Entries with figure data
** begin **

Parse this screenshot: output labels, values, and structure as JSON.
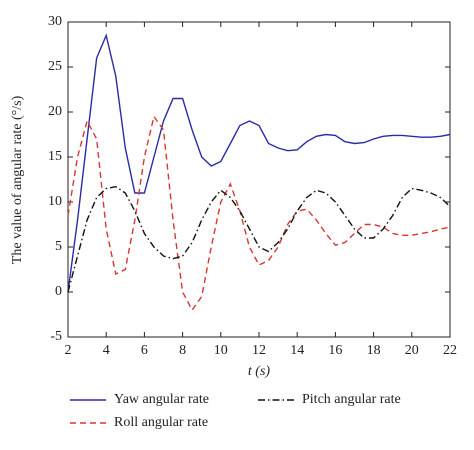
{
  "chart_data": {
    "type": "line",
    "xlabel": "t (s)",
    "ylabel": "The value of angular rate (°/s)",
    "x": [
      2,
      2.5,
      3,
      3.5,
      4,
      4.5,
      5,
      5.5,
      6,
      6.5,
      7,
      7.5,
      8,
      8.5,
      9,
      9.5,
      10,
      10.5,
      11,
      11.5,
      12,
      12.5,
      13,
      13.5,
      14,
      14.5,
      15,
      15.5,
      16,
      16.5,
      17,
      17.5,
      18,
      18.5,
      19,
      19.5,
      20,
      20.5,
      21,
      21.5,
      22
    ],
    "series": [
      {
        "name": "Yaw angular rate",
        "color": "#2b2ba6",
        "dash": "solid",
        "values": [
          0,
          8,
          17,
          26,
          28.5,
          24,
          16,
          11,
          11,
          15,
          19,
          21.5,
          21.5,
          18,
          15,
          14,
          14.5,
          16.5,
          18.5,
          19,
          18.5,
          16.5,
          16,
          15.7,
          15.8,
          16.7,
          17.3,
          17.5,
          17.4,
          16.7,
          16.5,
          16.6,
          17,
          17.3,
          17.4,
          17.4,
          17.3,
          17.2,
          17.2,
          17.3,
          17.5
        ]
      },
      {
        "name": "Roll angular rate",
        "color": "#d93630",
        "dash": "dashed",
        "values": [
          8.5,
          15,
          19,
          17,
          7,
          2,
          2.5,
          8,
          15,
          19.5,
          18,
          8,
          0,
          -2,
          -0.5,
          5,
          10,
          12,
          9,
          5,
          3,
          3.5,
          5,
          7.5,
          9,
          9.2,
          8,
          6.5,
          5.2,
          5.5,
          6.5,
          7.5,
          7.5,
          7.2,
          6.5,
          6.3,
          6.3,
          6.5,
          6.7,
          7,
          7.2
        ]
      },
      {
        "name": "Pitch angular rate",
        "color": "#111111",
        "dash": "dashdot",
        "values": [
          0,
          4,
          8,
          10.5,
          11.5,
          11.7,
          11,
          9,
          6.5,
          5,
          4,
          3.7,
          4,
          5.5,
          8,
          10,
          11.3,
          10.5,
          9,
          7,
          5,
          4.5,
          5.5,
          7,
          9,
          10.5,
          11.3,
          11,
          10,
          8.5,
          7,
          6,
          6,
          7,
          8.5,
          10.5,
          11.5,
          11.3,
          11,
          10.5,
          9.5
        ]
      }
    ],
    "xlim": [
      2,
      22
    ],
    "xticks": [
      2,
      4,
      6,
      8,
      10,
      12,
      14,
      16,
      18,
      20,
      22
    ],
    "ylim": [
      -5,
      30
    ],
    "yticks": [
      -5,
      0,
      5,
      10,
      15,
      20,
      25,
      30
    ],
    "grid": false,
    "legend": "bottom"
  }
}
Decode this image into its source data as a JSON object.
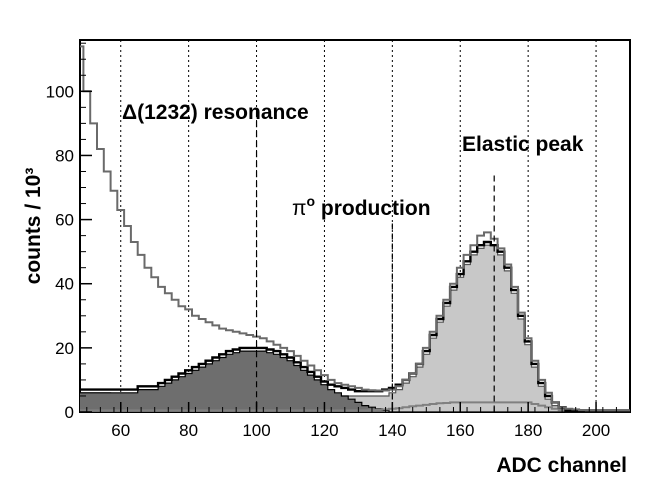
{
  "chart_data": {
    "type": "area",
    "title": "",
    "xlabel": "ADC channel",
    "ylabel": "counts / 10³",
    "xlim": [
      48,
      210
    ],
    "ylim": [
      0,
      116
    ],
    "grid": "vertical dotted",
    "x_ticks": [
      60,
      80,
      100,
      120,
      140,
      160,
      180,
      200
    ],
    "y_ticks": [
      0,
      20,
      40,
      60,
      80,
      100
    ],
    "markers": [
      {
        "x": 100,
        "style": "dashed"
      },
      {
        "x": 140,
        "style": "dashed"
      },
      {
        "x": 170,
        "style": "dashed"
      }
    ],
    "annotations": [
      {
        "text": "Δ(1232) resonance",
        "x": 94,
        "y": 103
      },
      {
        "text": "π",
        "sup": "o",
        "suffix": " production",
        "x": 137,
        "y": 69
      },
      {
        "text": "Elastic peak",
        "x": 170,
        "y": 84
      }
    ],
    "x": [
      48,
      50,
      52,
      54,
      56,
      58,
      60,
      62,
      64,
      66,
      68,
      70,
      72,
      74,
      76,
      78,
      80,
      82,
      84,
      86,
      88,
      90,
      92,
      94,
      96,
      98,
      100,
      102,
      104,
      106,
      108,
      110,
      112,
      114,
      116,
      118,
      120,
      122,
      124,
      126,
      128,
      130,
      132,
      134,
      136,
      138,
      140,
      142,
      144,
      146,
      148,
      150,
      152,
      154,
      156,
      158,
      160,
      162,
      164,
      166,
      168,
      170,
      172,
      174,
      176,
      178,
      180,
      182,
      184,
      186,
      188,
      190,
      192,
      194,
      196,
      198,
      200,
      202,
      204,
      206,
      208,
      210
    ],
    "series": [
      {
        "color": "#c8c8c8",
        "fill": true,
        "values": [
          6,
          6,
          6,
          6,
          6,
          5,
          5,
          5,
          5,
          5,
          5,
          5,
          5,
          5,
          5,
          5,
          5,
          5,
          5,
          5,
          5,
          5,
          5,
          5,
          5,
          5,
          5,
          5,
          5,
          5,
          5,
          5,
          5,
          5,
          5,
          5,
          5,
          5,
          5,
          5,
          5,
          5,
          5,
          5,
          5,
          5,
          6,
          7,
          9,
          11,
          14,
          18,
          23,
          28,
          33,
          38,
          42,
          46,
          49,
          51,
          52,
          52,
          49,
          44,
          37,
          29,
          21,
          14,
          8,
          4,
          2,
          1,
          0,
          0,
          0,
          0,
          0,
          0,
          0,
          0,
          0,
          0
        ]
      },
      {
        "color": "#6e6e6e",
        "fill": true,
        "values": [
          6,
          6,
          6,
          6,
          6,
          6,
          6,
          6,
          6,
          7,
          7,
          7,
          8,
          9,
          10,
          11,
          12,
          13,
          14,
          15,
          16,
          17,
          18,
          18.5,
          19,
          19,
          19,
          19,
          18.5,
          18,
          17,
          16,
          14.5,
          13,
          11.5,
          10,
          8.5,
          7,
          6,
          5,
          4,
          3,
          2,
          1.5,
          1,
          0.5,
          0,
          0,
          0,
          0,
          0,
          0,
          0,
          0,
          0,
          0,
          0,
          0,
          0,
          0,
          0,
          0,
          0,
          0,
          0,
          0,
          0,
          0,
          0,
          0,
          0,
          0,
          0,
          0,
          0,
          0,
          0,
          0,
          0,
          0,
          0,
          0
        ]
      },
      {
        "color": "#808080",
        "fill": false,
        "values": [
          0.5,
          0.5,
          0.5,
          0.5,
          0.5,
          0.5,
          0.5,
          0.5,
          0.5,
          0.5,
          0.5,
          0.5,
          0.5,
          0.5,
          0.5,
          0.5,
          0.5,
          0.5,
          0.5,
          0.5,
          0.5,
          0.5,
          0.5,
          0.5,
          0.5,
          0.5,
          0.5,
          0.5,
          0.5,
          0.5,
          0.5,
          0.5,
          0.5,
          0.5,
          0.5,
          0.5,
          0.5,
          0.5,
          0.5,
          0.5,
          0.5,
          0.5,
          0.5,
          0.6,
          0.7,
          0.8,
          1,
          1.2,
          1.5,
          1.8,
          2,
          2.2,
          2.5,
          2.7,
          2.8,
          3,
          3,
          3,
          3,
          3,
          3,
          3,
          3,
          3,
          3,
          3,
          3,
          2.5,
          2,
          1.5,
          1,
          0.5,
          0.5,
          0.5,
          0.5,
          0.5,
          0.5,
          0.5,
          0.5,
          0.5,
          0.5,
          0.5
        ]
      },
      {
        "color": "#000000",
        "fill": false,
        "values": [
          7,
          7,
          7,
          7,
          7,
          7,
          7,
          7,
          7,
          8,
          8,
          8,
          9,
          10,
          11,
          12,
          13,
          14,
          15,
          16,
          17,
          18,
          19,
          19.5,
          20,
          20,
          20,
          20,
          19.5,
          19,
          18,
          17,
          15.5,
          14,
          12.5,
          11,
          9.5,
          8.5,
          8,
          7.5,
          7,
          6.5,
          6.5,
          6.5,
          6.5,
          7,
          7.5,
          8.5,
          10,
          12,
          15,
          19,
          24,
          29,
          34,
          39,
          43,
          47,
          50,
          52,
          53,
          52,
          50,
          45,
          38,
          30,
          22,
          15,
          9,
          5,
          3,
          1.5,
          0.5,
          0.5,
          0.5,
          0.5,
          0.5,
          0.5,
          0.5,
          0.5,
          0.5,
          0.5
        ]
      },
      {
        "color": "#6a6a6a",
        "fill": false,
        "values": [
          114,
          100,
          90,
          82,
          75,
          69,
          63,
          58,
          53,
          49,
          45,
          42,
          39,
          37,
          35,
          33,
          32,
          30,
          29,
          28,
          27,
          26,
          25.5,
          25,
          24.5,
          24,
          23.5,
          23,
          22,
          21,
          20,
          19,
          17.5,
          16,
          14.5,
          13,
          11.5,
          10,
          9,
          8.5,
          8,
          7.5,
          7,
          6.8,
          6.7,
          6.7,
          7,
          8,
          10,
          12,
          15,
          20,
          25,
          30,
          35,
          40,
          45,
          49,
          52,
          55,
          56,
          54,
          51,
          46,
          39,
          31,
          23,
          16,
          10,
          6,
          3,
          1.5,
          1,
          0.8,
          0.6,
          0.5,
          0.5,
          0.5,
          0.5,
          0.5,
          0.5,
          0.5
        ]
      }
    ]
  }
}
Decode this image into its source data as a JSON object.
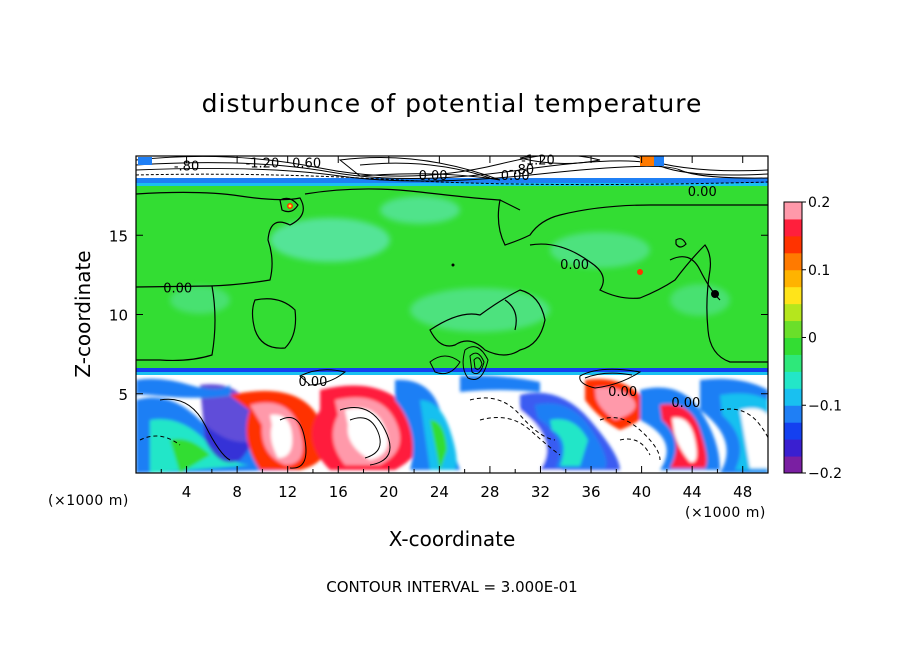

** end **

§ Required work: Copy each line of the listing that includes "text".

§ Result of this exercise:
        "text": "Δ(1232) resonance",
        "text": "π",
        "text": "Elastic peak",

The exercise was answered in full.